Texte fourni ->

■ ■ ■ ■ ■ ■ ■

A LA MEDINA, LES CORDONNIERS COMMENCENT A DESERTER LES ATELIERS
Il est 11 heures passées en cette matinée de jeudi, mais les ateliers de fabriques de chaussures et autres sacs situés à la Médina, le long du stade Iba Mar Diop, sont pour la plupart vides d’occupants. «Les produits chinois ont inondé le marché sénégalais et aujourd’hui, les cordonniers payent les pots cassés. Les revendeurs venaient de beaucoup de pays de la sous-région pour se ravitailler chez nous. Mais les produits chinois ont changé la donne», explique Balla Ndiaye, cordonnier. Ici, seuls 2 postes sont occupés sur 5.Une situation qui se comprend facilement, si l’on sait que beaucoup restent plusieurs jours sans recevoir de commandes.

■ ■ ■ ■ ■ ■ ■

Liste des enregistrements ->
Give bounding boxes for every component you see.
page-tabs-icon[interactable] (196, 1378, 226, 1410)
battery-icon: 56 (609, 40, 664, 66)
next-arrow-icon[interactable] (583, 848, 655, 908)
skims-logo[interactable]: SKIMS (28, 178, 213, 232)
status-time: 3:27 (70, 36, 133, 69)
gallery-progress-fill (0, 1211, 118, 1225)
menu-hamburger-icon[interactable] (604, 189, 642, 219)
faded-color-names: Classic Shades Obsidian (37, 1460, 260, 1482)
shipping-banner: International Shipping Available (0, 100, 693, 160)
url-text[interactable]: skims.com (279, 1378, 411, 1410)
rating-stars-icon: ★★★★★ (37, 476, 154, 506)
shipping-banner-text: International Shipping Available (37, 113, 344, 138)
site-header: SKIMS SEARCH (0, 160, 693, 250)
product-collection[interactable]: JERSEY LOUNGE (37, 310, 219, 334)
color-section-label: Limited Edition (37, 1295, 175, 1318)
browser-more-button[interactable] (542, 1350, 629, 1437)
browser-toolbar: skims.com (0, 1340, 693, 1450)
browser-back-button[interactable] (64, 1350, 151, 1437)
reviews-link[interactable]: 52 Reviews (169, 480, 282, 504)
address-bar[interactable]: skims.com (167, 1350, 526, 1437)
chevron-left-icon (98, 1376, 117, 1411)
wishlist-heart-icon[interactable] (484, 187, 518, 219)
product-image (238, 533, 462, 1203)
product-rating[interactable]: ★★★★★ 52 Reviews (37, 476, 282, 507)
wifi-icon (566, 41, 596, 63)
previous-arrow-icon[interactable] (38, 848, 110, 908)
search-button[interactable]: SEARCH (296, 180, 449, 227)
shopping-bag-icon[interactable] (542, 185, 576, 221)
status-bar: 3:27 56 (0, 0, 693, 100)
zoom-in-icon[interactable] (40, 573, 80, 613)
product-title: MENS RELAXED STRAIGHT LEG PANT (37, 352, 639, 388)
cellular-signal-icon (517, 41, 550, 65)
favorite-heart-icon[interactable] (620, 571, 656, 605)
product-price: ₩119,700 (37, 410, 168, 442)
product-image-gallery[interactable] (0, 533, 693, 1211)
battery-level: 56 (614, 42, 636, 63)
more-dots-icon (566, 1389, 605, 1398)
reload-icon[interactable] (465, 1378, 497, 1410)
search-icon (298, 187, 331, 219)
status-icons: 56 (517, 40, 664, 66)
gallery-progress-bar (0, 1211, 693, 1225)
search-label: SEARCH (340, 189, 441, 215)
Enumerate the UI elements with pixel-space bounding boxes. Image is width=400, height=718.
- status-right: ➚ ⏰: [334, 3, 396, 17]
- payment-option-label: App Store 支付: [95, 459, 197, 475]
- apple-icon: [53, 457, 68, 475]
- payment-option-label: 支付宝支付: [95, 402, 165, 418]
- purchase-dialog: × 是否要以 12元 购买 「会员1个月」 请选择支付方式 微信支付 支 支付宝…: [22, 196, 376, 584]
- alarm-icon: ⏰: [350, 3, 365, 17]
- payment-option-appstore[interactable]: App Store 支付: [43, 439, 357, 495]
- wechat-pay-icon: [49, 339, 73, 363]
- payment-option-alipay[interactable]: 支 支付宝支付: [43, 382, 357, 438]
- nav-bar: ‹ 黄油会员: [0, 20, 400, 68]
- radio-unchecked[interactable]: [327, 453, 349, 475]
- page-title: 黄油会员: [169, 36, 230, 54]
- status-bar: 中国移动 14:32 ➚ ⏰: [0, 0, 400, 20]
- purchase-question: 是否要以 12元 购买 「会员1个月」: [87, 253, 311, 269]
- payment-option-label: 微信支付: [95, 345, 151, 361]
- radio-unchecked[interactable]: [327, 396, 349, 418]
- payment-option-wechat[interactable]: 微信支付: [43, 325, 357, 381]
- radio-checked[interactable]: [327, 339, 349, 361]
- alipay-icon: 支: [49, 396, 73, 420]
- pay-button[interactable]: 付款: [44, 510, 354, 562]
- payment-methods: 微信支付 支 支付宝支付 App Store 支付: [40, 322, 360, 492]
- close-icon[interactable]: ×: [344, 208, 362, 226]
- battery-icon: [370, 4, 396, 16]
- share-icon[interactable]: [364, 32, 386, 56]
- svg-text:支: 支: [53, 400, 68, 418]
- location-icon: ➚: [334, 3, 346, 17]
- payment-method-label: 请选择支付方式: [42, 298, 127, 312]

■ ■ ■ ■ ■ ■ ■

Travail à faire ->
**1)** D'après le texte sur les cordonniers de la Médina, le long de quel stade se trouvent les ateliers ?
**2)** Reprenez le texte sur les cordonniers de la Médina après sa dernière phrase et poursuivez-le.

Réponses attendues ->
**1)** Le long du stade Iba Mar Diop.

**2)**
Las d’attendre, certains ont changé de métier, explique Malick Fall. Certains sont devenus tailleurs, d’autres se sont reconvertis dans le commerce. Selon des informations, beaucoup de jeunes cordonniers sont partis s’installer au Mali. D’après Malick Fall, certains exportateurs de chaussures ont recruté de jeunes cordonniers qu’ils ont amenés au Mali pour qu’ils fassent le travail sur place. «Ils gagnent beaucoup plus que ce qu’ils avaient ici. Parce que la cordonnerie n’est pas très développée etils sont en train de protéger leur artisanat», estime Fall. Pour la plupart des artisans rencontrés sur les différents sites, il n’y a pas mille solutions : il faut encourager le consommer local. Et d’après eux, «c’est à l’Etat de donner le ton».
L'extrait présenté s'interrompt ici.